***** RAW DATA

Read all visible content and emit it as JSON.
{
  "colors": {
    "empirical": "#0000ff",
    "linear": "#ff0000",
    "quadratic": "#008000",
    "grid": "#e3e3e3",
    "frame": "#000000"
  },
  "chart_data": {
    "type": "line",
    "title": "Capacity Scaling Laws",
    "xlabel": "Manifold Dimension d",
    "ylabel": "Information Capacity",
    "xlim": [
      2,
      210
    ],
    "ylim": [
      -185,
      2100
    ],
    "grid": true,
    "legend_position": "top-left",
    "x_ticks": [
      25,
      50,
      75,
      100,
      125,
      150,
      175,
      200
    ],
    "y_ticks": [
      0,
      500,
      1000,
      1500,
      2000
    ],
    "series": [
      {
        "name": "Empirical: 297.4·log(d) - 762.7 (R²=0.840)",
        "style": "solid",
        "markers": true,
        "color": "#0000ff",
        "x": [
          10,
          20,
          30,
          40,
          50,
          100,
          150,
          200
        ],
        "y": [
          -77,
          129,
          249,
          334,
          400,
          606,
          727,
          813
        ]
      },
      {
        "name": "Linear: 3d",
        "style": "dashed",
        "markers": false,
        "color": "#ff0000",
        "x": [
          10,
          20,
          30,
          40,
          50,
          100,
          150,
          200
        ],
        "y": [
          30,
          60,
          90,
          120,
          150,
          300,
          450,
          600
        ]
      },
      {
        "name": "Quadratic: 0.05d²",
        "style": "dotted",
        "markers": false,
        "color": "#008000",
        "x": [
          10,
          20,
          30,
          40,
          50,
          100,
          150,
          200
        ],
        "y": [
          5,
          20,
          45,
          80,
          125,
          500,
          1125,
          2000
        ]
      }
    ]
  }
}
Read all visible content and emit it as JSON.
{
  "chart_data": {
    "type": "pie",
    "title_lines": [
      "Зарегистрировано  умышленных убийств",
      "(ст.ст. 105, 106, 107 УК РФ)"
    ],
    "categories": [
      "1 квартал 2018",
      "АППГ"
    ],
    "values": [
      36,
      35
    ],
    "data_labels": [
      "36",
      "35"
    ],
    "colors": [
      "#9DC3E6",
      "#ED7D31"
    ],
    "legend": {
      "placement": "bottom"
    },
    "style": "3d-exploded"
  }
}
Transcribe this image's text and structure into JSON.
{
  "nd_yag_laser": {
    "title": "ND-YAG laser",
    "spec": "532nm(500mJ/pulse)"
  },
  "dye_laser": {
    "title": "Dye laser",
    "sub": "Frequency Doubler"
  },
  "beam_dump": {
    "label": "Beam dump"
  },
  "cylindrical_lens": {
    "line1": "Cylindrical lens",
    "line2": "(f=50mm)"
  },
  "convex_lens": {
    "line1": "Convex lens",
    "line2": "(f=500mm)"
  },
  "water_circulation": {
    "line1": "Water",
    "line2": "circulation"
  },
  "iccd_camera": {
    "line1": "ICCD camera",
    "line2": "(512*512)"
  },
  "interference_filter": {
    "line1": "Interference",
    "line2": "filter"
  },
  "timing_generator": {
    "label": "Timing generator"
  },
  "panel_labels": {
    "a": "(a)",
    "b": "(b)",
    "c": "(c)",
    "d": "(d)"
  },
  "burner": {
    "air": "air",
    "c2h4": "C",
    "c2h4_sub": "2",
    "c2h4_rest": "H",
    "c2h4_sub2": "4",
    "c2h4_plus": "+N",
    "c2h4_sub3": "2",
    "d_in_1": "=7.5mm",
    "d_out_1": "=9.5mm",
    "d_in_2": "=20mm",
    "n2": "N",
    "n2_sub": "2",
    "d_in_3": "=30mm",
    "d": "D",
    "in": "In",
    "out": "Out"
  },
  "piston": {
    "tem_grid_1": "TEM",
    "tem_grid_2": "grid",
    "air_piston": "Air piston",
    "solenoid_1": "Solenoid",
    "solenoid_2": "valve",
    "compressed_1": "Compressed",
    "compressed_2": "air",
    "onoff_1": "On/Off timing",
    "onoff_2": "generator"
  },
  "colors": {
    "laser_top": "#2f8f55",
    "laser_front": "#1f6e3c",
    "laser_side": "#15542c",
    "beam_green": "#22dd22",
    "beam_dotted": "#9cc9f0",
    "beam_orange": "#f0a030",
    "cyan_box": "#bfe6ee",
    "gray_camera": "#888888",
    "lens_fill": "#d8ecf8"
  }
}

**********

#### [PROBLEM DESCRIPTION]
Take the entries and copy them out exactly.

#### [EXERCISE ANSWER]
Read all visible content and emit it as JSON.
{
  "colors": {
    "empirical": "#0000ff",
    "linear": "#ff0000",
    "quadratic": "#008000",
    "grid": "#e3e3e3",
    "frame": "#000000"
  },
  "chart_data": {
    "type": "line",
    "title": "Capacity Scaling Laws",
    "xlabel": "Manifold Dimension d",
    "ylabel": "Information Capacity",
    "xlim": [
      2,
      210
    ],
    "ylim": [
      -185,
      2100
    ],
    "grid": true,
    "legend_position": "top-left",
    "x_ticks": [
      25,
      50,
      75,
      100,
      125,
      150,
      175,
      200
    ],
    "y_ticks": [
      0,
      500,
      1000,
      1500,
      2000
    ],
    "series": [
      {
        "name": "Empirical: 297.4·log(d) - 762.7 (R²=0.840)",
        "style": "solid",
        "markers": true,
        "color": "#0000ff",
        "x": [
          10,
          20,
          30,
          40,
          50,
          100,
          150,
          200
        ],
        "y": [
          -77,
          129,
          249,
          334,
          400,
          606,
          727,
          813
        ]
      },
      {
        "name": "Linear: 3d",
        "style": "dashed",
        "markers": false,
        "color": "#ff0000",
        "x": [
          10,
          20,
          30,
          40,
          50,
          100,
          150,
          200
        ],
        "y": [
          30,
          60,
          90,
          120,
          150,
          300,
          450,
          600
        ]
      },
      {
        "name": "Quadratic: 0.05d²",
        "style": "dotted",
        "markers": false,
        "color": "#008000",
        "x": [
          10,
          20,
          30,
          40,
          50,
          100,
          150,
          200
        ],
        "y": [
          5,
          20,
          45,
          80,
          125,
          500,
          1125,
          2000
        ]
      }
    ]
  }
}
Read all visible content and emit it as JSON.
{
  "chart_data": {
    "type": "pie",
    "title_lines": [
      "Зарегистрировано  умышленных убийств",
      "(ст.ст. 105, 106, 107 УК РФ)"
    ],
    "categories": [
      "1 квартал 2018",
      "АППГ"
    ],
    "values": [
      36,
      35
    ],
    "data_labels": [
      "36",
      "35"
    ],
    "colors": [
      "#9DC3E6",
      "#ED7D31"
    ],
    "legend": {
      "placement": "bottom"
    },
    "style": "3d-exploded"
  }
}
Transcribe this image's text and structure into JSON.
{
  "nd_yag_laser": {
    "title": "ND-YAG laser",
    "spec": "532nm(500mJ/pulse)"
  },
  "dye_laser": {
    "title": "Dye laser",
    "sub": "Frequency Doubler"
  },
  "beam_dump": {
    "label": "Beam dump"
  },
  "cylindrical_lens": {
    "line1": "Cylindrical lens",
    "line2": "(f=50mm)"
  },
  "convex_lens": {
    "line1": "Convex lens",
    "line2": "(f=500mm)"
  },
  "water_circulation": {
    "line1": "Water",
    "line2": "circulation"
  },
  "iccd_camera": {
    "line1": "ICCD camera",
    "line2": "(512*512)"
  },
  "interference_filter": {
    "line1": "Interference",
    "line2": "filter"
  },
  "timing_generator": {
    "label": "Timing generator"
  },
  "panel_labels": {
    "a": "(a)",
    "b": "(b)",
    "c": "(c)",
    "d": "(d)"
  },
  "burner": {
    "air": "air",
    "c2h4": "C",
    "c2h4_sub": "2",
    "c2h4_rest": "H",
    "c2h4_sub2": "4",
    "c2h4_plus": "+N",
    "c2h4_sub3": "2",
    "d_in_1": "=7.5mm",
    "d_out_1": "=9.5mm",
    "d_in_2": "=20mm",
    "n2": "N",
    "n2_sub": "2",
    "d_in_3": "=30mm",
    "d": "D",
    "in": "In",
    "out": "Out"
  },
  "piston": {
    "tem_grid_1": "TEM",
    "tem_grid_2": "grid",
    "air_piston": "Air piston",
    "solenoid_1": "Solenoid",
    "solenoid_2": "valve",
    "compressed_1": "Compressed",
    "compressed_2": "air",
    "onoff_1": "On/Off timing",
    "onoff_2": "generator"
  },
  "colors": {
    "laser_top": "#2f8f55",
    "laser_front": "#1f6e3c",
    "laser_side": "#15542c",
    "beam_green": "#22dd22",
    "beam_dotted": "#9cc9f0",
    "beam_orange": "#f0a030",
    "cyan_box": "#bfe6ee",
    "gray_camera": "#888888",
    "lens_fill": "#d8ecf8"
  }
}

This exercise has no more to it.